■ **WORK REQUEST**: What you return must match the records exactly.

■ **MATERIAL FOR THIS EXERCISE**:
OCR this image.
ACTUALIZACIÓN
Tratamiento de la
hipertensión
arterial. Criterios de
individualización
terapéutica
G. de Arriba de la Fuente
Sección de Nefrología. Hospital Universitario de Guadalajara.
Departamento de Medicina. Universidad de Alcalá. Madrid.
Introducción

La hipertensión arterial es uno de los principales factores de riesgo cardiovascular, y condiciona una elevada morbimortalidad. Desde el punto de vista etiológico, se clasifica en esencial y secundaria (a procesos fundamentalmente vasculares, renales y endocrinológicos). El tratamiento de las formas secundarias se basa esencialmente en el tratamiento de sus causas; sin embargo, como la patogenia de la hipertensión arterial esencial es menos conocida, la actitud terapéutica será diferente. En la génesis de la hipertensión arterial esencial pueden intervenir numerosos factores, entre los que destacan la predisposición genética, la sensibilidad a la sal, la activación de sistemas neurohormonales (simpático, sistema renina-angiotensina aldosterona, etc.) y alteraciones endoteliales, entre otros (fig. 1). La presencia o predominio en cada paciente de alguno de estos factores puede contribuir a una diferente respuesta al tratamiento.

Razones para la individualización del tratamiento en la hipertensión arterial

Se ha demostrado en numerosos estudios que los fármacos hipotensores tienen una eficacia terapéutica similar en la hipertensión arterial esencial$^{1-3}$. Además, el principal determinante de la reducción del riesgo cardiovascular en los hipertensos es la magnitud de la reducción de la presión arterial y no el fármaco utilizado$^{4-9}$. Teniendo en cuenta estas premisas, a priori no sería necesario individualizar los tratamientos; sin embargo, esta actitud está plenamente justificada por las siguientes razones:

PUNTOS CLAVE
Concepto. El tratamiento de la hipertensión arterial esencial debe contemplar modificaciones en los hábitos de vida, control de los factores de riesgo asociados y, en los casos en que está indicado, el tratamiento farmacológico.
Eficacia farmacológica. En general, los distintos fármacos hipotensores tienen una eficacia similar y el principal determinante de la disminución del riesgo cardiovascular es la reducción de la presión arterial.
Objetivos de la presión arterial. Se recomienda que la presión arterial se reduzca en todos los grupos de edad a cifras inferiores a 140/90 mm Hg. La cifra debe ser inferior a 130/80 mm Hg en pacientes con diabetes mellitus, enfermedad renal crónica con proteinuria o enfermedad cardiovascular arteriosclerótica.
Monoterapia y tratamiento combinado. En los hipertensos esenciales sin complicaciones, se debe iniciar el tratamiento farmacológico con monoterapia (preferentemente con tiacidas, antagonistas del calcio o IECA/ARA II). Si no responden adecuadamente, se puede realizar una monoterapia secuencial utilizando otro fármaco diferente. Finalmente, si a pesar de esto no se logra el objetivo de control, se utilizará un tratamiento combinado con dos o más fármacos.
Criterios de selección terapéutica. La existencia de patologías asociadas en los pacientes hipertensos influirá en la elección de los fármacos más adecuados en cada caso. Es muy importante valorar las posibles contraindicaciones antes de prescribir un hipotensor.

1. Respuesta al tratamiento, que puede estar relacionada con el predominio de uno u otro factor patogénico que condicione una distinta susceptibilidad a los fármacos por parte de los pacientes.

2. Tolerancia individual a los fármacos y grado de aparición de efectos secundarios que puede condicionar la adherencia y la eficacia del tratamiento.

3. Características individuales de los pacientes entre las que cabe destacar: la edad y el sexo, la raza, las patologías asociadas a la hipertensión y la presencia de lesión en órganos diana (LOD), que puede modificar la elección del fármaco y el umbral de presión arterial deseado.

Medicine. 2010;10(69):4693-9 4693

■ **EXERCISE OUTPUT**:
OCR this image.
ACTUALIZACIÓN
Tratamiento de la
hipertensión
arterial. Criterios de
individualización
terapéutica
G. de Arriba de la Fuente
Sección de Nefrología. Hospital Universitario de Guadalajara.
Departamento de Medicina. Universidad de Alcalá. Madrid.
Introducción

La hipertensión arterial es uno de los principales factores de riesgo cardiovascular, y condiciona una elevada morbimortalidad. Desde el punto de vista etiológico, se clasifica en esencial y secundaria (a procesos fundamentalmente vasculares, renales y endocrinológicos). El tratamiento de las formas secundarias se basa esencialmente en el tratamiento de sus causas; sin embargo, como la patogenia de la hipertensión arterial esencial es menos conocida, la actitud terapéutica será diferente. En la génesis de la hipertensión arterial esencial pueden intervenir numerosos factores, entre los que destacan la predisposición genética, la sensibilidad a la sal, la activación de sistemas neurohormonales (simpático, sistema renina-angiotensina aldosterona, etc.) y alteraciones endoteliales, entre otros (fig. 1). La presencia o predominio en cada paciente de alguno de estos factores puede contribuir a una diferente respuesta al tratamiento.

Razones para la individualización del tratamiento en la hipertensión arterial

Se ha demostrado en numerosos estudios que los fármacos hipotensores tienen una eficacia terapéutica similar en la hipertensión arterial esencial$^{1-3}$. Además, el principal determinante de la reducción del riesgo cardiovascular en los hipertensos es la magnitud de la reducción de la presión arterial y no el fármaco utilizado$^{4-9}$. Teniendo en cuenta estas premisas, a priori no sería necesario individualizar los tratamientos; sin embargo, esta actitud está plenamente justificada por las siguientes razones:

PUNTOS CLAVE
Concepto. El tratamiento de la hipertensión arterial esencial debe contemplar modificaciones en los hábitos de vida, control de los factores de riesgo asociados y, en los casos en que está indicado, el tratamiento farmacológico.
Eficacia farmacológica. En general, los distintos fármacos hipotensores tienen una eficacia similar y el principal determinante de la disminución del riesgo cardiovascular es la reducción de la presión arterial.
Objetivos de la presión arterial. Se recomienda que la presión arterial se reduzca en todos los grupos de edad a cifras inferiores a 140/90 mm Hg. La cifra debe ser inferior a 130/80 mm Hg en pacientes con diabetes mellitus, enfermedad renal crónica con proteinuria o enfermedad cardiovascular arteriosclerótica.
Monoterapia y tratamiento combinado. En los hipertensos esenciales sin complicaciones, se debe iniciar el tratamiento farmacológico con monoterapia (preferentemente con tiacidas, antagonistas del calcio o IECA/ARA II). Si no responden adecuadamente, se puede realizar una monoterapia secuencial utilizando otro fármaco diferente. Finalmente, si a pesar de esto no se logra el objetivo de control, se utilizará un tratamiento combinado con dos o más fármacos.
Criterios de selección terapéutica. La existencia de patologías asociadas en los pacientes hipertensos influirá en la elección de los fármacos más adecuados en cada caso. Es muy importante valorar las posibles contraindicaciones antes de prescribir un hipotensor.

1. Respuesta al tratamiento, que puede estar relacionada con el predominio de uno u otro factor patogénico que condicione una distinta susceptibilidad a los fármacos por parte de los pacientes.

2. Tolerancia individual a los fármacos y grado de aparición de efectos secundarios que puede condicionar la adherencia y la eficacia del tratamiento.

3. Características individuales de los pacientes entre las que cabe destacar: la edad y el sexo, la raza, las patologías asociadas a la hipertensión y la presencia de lesión en órganos diana (LOD), que puede modificar la elección del fármaco y el umbral de presión arterial deseado.

Medicine. 2010;10(69):4693-9 4693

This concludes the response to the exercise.